SET EXERCISE
Give an exact copy of every line, leaving images out.

DATA PROVIDED
──────
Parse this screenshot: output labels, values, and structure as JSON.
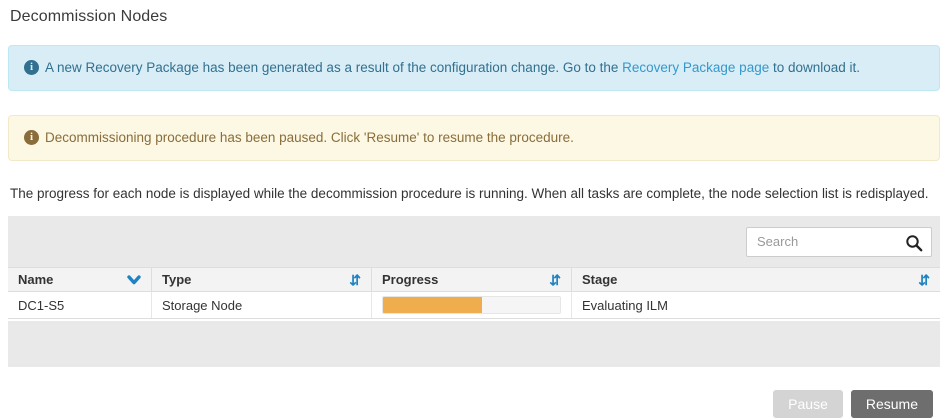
{
  "page": {
    "title": "Decommission Nodes"
  },
  "alerts": {
    "info": {
      "icon_glyph": "i",
      "text_before_link": "A new Recovery Package has been generated as a result of the configuration change. Go to the ",
      "link_text": "Recovery Package page",
      "text_after_link": " to download it."
    },
    "warning": {
      "icon_glyph": "i",
      "text": "Decommissioning procedure has been paused. Click 'Resume' to resume the procedure."
    }
  },
  "description": "The progress for each node is displayed while the decommission procedure is running. When all tasks are complete, the node selection list is redisplayed.",
  "search": {
    "placeholder": "Search"
  },
  "table": {
    "columns": [
      {
        "label": "Name",
        "sort_state": "sorted-descending"
      },
      {
        "label": "Type",
        "sort_state": "sortable"
      },
      {
        "label": "Progress",
        "sort_state": "sortable"
      },
      {
        "label": "Stage",
        "sort_state": "sortable"
      }
    ],
    "rows": [
      {
        "name": "DC1-S5",
        "type": "Storage Node",
        "progress_percent": 56,
        "stage": "Evaluating ILM"
      }
    ]
  },
  "buttons": {
    "pause": "Pause",
    "resume": "Resume"
  },
  "icons": {
    "sort_both_glyph": "⇵"
  },
  "colors": {
    "info_bg": "#d9edf7",
    "info_border": "#bce8f1",
    "info_text": "#31708f",
    "link_blue": "#3399cc",
    "warn_bg": "#fcf8e3",
    "warn_border": "#f2e9c9",
    "warn_text": "#8a6d3b",
    "gray_band": "#e9e9e9",
    "header_bg": "#f3f3f3",
    "border_gray": "#dddddd",
    "sort_blue": "#1f83c2",
    "progress_fill": "#f0ad4e",
    "progress_track": "#f5f5f5",
    "btn_pause": "#d4d4d4",
    "btn_resume": "#6e6e6e",
    "text_main": "#333333"
  }
}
──────
RESULT FOR THIS EXERCISE
Parse this screenshot: output labels, values, and structure as JSON.
{
  "page": {
    "title": "Decommission Nodes"
  },
  "alerts": {
    "info": {
      "icon_glyph": "i",
      "text_before_link": "A new Recovery Package has been generated as a result of the configuration change. Go to the ",
      "link_text": "Recovery Package page",
      "text_after_link": " to download it."
    },
    "warning": {
      "icon_glyph": "i",
      "text": "Decommissioning procedure has been paused. Click 'Resume' to resume the procedure."
    }
  },
  "description": "The progress for each node is displayed while the decommission procedure is running. When all tasks are complete, the node selection list is redisplayed.",
  "search": {
    "placeholder": "Search"
  },
  "table": {
    "columns": [
      {
        "label": "Name",
        "sort_state": "sorted-descending"
      },
      {
        "label": "Type",
        "sort_state": "sortable"
      },
      {
        "label": "Progress",
        "sort_state": "sortable"
      },
      {
        "label": "Stage",
        "sort_state": "sortable"
      }
    ],
    "rows": [
      {
        "name": "DC1-S5",
        "type": "Storage Node",
        "progress_percent": 56,
        "stage": "Evaluating ILM"
      }
    ]
  },
  "buttons": {
    "pause": "Pause",
    "resume": "Resume"
  },
  "icons": {
    "sort_both_glyph": "⇵"
  },
  "colors": {
    "info_bg": "#d9edf7",
    "info_border": "#bce8f1",
    "info_text": "#31708f",
    "link_blue": "#3399cc",
    "warn_bg": "#fcf8e3",
    "warn_border": "#f2e9c9",
    "warn_text": "#8a6d3b",
    "gray_band": "#e9e9e9",
    "header_bg": "#f3f3f3",
    "border_gray": "#dddddd",
    "sort_blue": "#1f83c2",
    "progress_fill": "#f0ad4e",
    "progress_track": "#f5f5f5",
    "btn_pause": "#d4d4d4",
    "btn_resume": "#6e6e6e",
    "text_main": "#333333"
  }
}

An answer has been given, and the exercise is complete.